Material provided
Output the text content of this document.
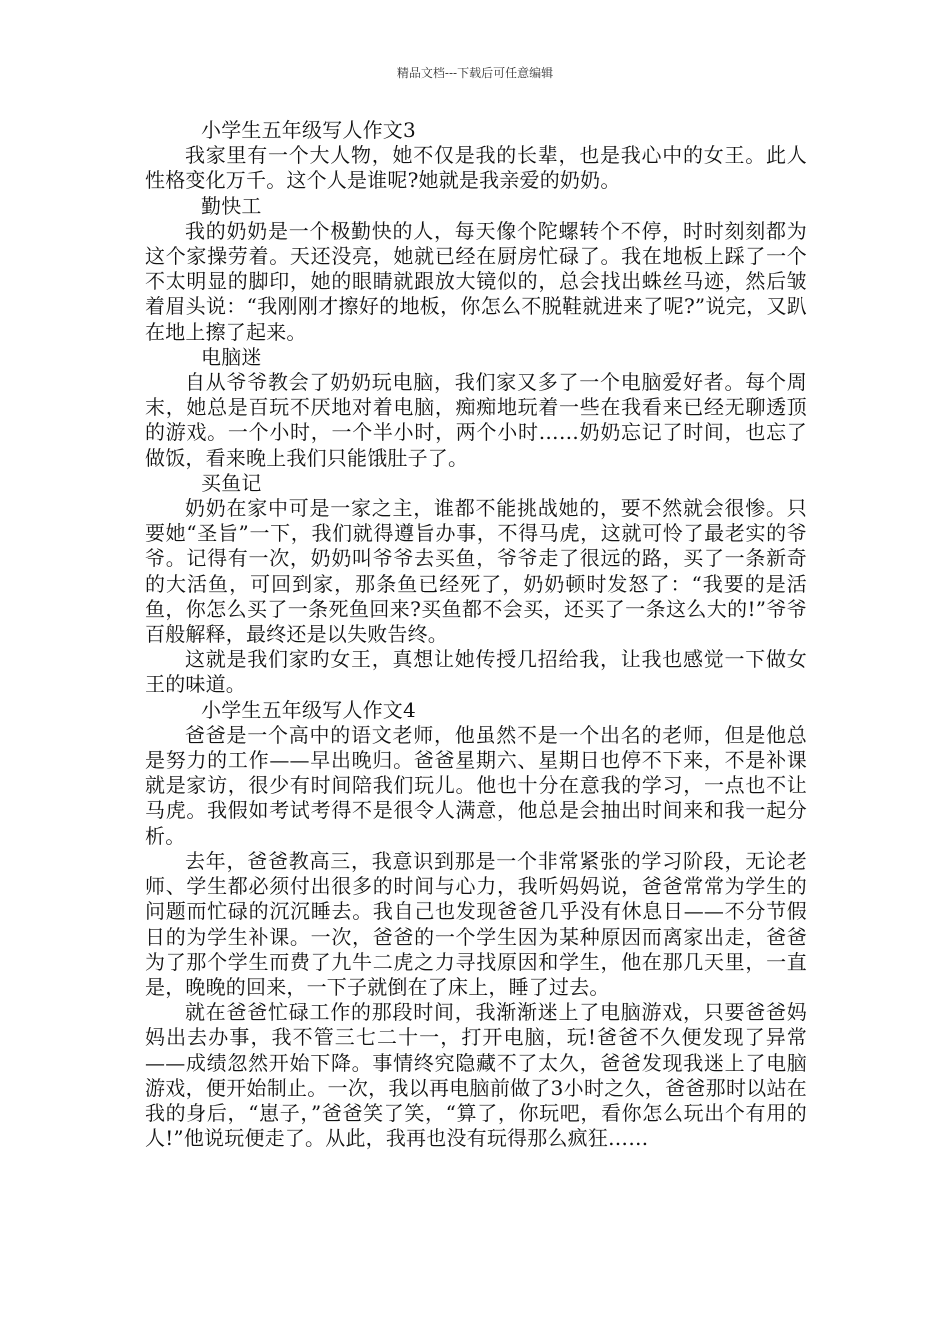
精品文档---下载后可任意编辑

小学生五年级写人作文3

我家里有一个大人物，她不仅是我的长辈，也是我心中的女王。此人性格变化万千。这个人是谁呢?她就是我亲爱的奶奶。

勤快工

我的奶奶是一个极勤快的人，每天像个陀螺转个不停，时时刻刻都为这个家操劳着。天还没亮，她就已经在厨房忙碌了。我在地板上踩了一个不太明显的脚印，她的眼睛就跟放大镜似的，总会找出蛛丝马迹，然后皱着眉头说：“我刚刚才擦好的地板，你怎么不脱鞋就进来了呢?”说完，又趴在地上擦了起来。

电脑迷

自从爷爷教会了奶奶玩电脑，我们家又多了一个电脑爱好者。每个周末，她总是百玩不厌地对着电脑，痴痴地玩着一些在我看来已经无聊透顶的游戏。一个小时，一个半小时，两个小时……奶奶忘记了时间，也忘了做饭，看来晚上我们只能饿肚子了。

买鱼记

奶奶在家中可是一家之主，谁都不能挑战她的，要不然就会很惨。只要她“圣旨”一下，我们就得遵旨办事，不得马虎，这就可怜了最老实的爷爷。记得有一次，奶奶叫爷爷去买鱼，爷爷走了很远的路，买了一条新奇的大活鱼，可回到家，那条鱼已经死了，奶奶顿时发怒了：“我要的是活鱼，你怎么买了一条死鱼回来?买鱼都不会买，还买了一条这么大的!”爷爷百般解释，最终还是以失败告终。

这就是我们家旳女王，真想让她传授几招给我，让我也感觉一下做女王的味道。

小学生五年级写人作文4

爸爸是一个高中的语文老师，他虽然不是一个出名的老师，但是他总是努力的工作——早出晚归。爸爸星期六、星期日也停不下来，不是补课就是家访，很少有时间陪我们玩儿。他也十分在意我的学习，一点也不让马虎。我假如考试考得不是很令人满意，他总是会抽出时间来和我一起分析。

去年，爸爸教高三，我意识到那是一个非常紧张的学习阶段，无论老师、学生都必须付出很多的时间与心力，我听妈妈说，爸爸常常为学生的问题而忙碌的沉沉睡去。我自己也发现爸爸几乎没有休息日——不分节假日的为学生补课。一次，爸爸的一个学生因为某种原因而离家出走，爸爸为了那个学生而费了九牛二虎之力寻找原因和学生，他在那几天里，一直是，晚晚的回来，一下子就倒在了床上，睡了过去。

就在爸爸忙碌工作的那段时间，我渐渐迷上了电脑游戏，只要爸爸妈妈出去办事，我不管三七二十一，打开电脑，玩!爸爸不久便发现了异常——成绩忽然开始下降。事情终究隐藏不了太久，爸爸发现我迷上了电脑游戏，便开始制止。一次，我以再电脑前做了3小时之久，爸爸那时以站在我的身后，“崽子，”爸爸笑了笑，“算了，你玩吧，看你怎么玩出个有用的人!”他说玩便走了。从此，我再也没有玩得那么疯狂……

Set task
The pictures in the entries should be left out; output everything else exactly.

The result
Output the text content of this document.
精品文档---下载后可任意编辑

小学生五年级写人作文3

我家里有一个大人物，她不仅是我的长辈，也是我心中的女王。此人性格变化万千。这个人是谁呢?她就是我亲爱的奶奶。

勤快工

我的奶奶是一个极勤快的人，每天像个陀螺转个不停，时时刻刻都为这个家操劳着。天还没亮，她就已经在厨房忙碌了。我在地板上踩了一个不太明显的脚印，她的眼睛就跟放大镜似的，总会找出蛛丝马迹，然后皱着眉头说：“我刚刚才擦好的地板，你怎么不脱鞋就进来了呢?”说完，又趴在地上擦了起来。

电脑迷

自从爷爷教会了奶奶玩电脑，我们家又多了一个电脑爱好者。每个周末，她总是百玩不厌地对着电脑，痴痴地玩着一些在我看来已经无聊透顶的游戏。一个小时，一个半小时，两个小时……奶奶忘记了时间，也忘了做饭，看来晚上我们只能饿肚子了。

买鱼记

奶奶在家中可是一家之主，谁都不能挑战她的，要不然就会很惨。只要她“圣旨”一下，我们就得遵旨办事，不得马虎，这就可怜了最老实的爷爷。记得有一次，奶奶叫爷爷去买鱼，爷爷走了很远的路，买了一条新奇的大活鱼，可回到家，那条鱼已经死了，奶奶顿时发怒了：“我要的是活鱼，你怎么买了一条死鱼回来?买鱼都不会买，还买了一条这么大的!”爷爷百般解释，最终还是以失败告终。

这就是我们家旳女王，真想让她传授几招给我，让我也感觉一下做女王的味道。

小学生五年级写人作文4

爸爸是一个高中的语文老师，他虽然不是一个出名的老师，但是他总是努力的工作——早出晚归。爸爸星期六、星期日也停不下来，不是补课就是家访，很少有时间陪我们玩儿。他也十分在意我的学习，一点也不让马虎。我假如考试考得不是很令人满意，他总是会抽出时间来和我一起分析。

去年，爸爸教高三，我意识到那是一个非常紧张的学习阶段，无论老师、学生都必须付出很多的时间与心力，我听妈妈说，爸爸常常为学生的问题而忙碌的沉沉睡去。我自己也发现爸爸几乎没有休息日——不分节假日的为学生补课。一次，爸爸的一个学生因为某种原因而离家出走，爸爸为了那个学生而费了九牛二虎之力寻找原因和学生，他在那几天里，一直是，晚晚的回来，一下子就倒在了床上，睡了过去。

就在爸爸忙碌工作的那段时间，我渐渐迷上了电脑游戏，只要爸爸妈妈出去办事，我不管三七二十一，打开电脑，玩!爸爸不久便发现了异常——成绩忽然开始下降。事情终究隐藏不了太久，爸爸发现我迷上了电脑游戏，便开始制止。一次，我以再电脑前做了3小时之久，爸爸那时以站在我的身后，“崽子，”爸爸笑了笑，“算了，你玩吧，看你怎么玩出个有用的人!”他说玩便走了。从此，我再也没有玩得那么疯狂……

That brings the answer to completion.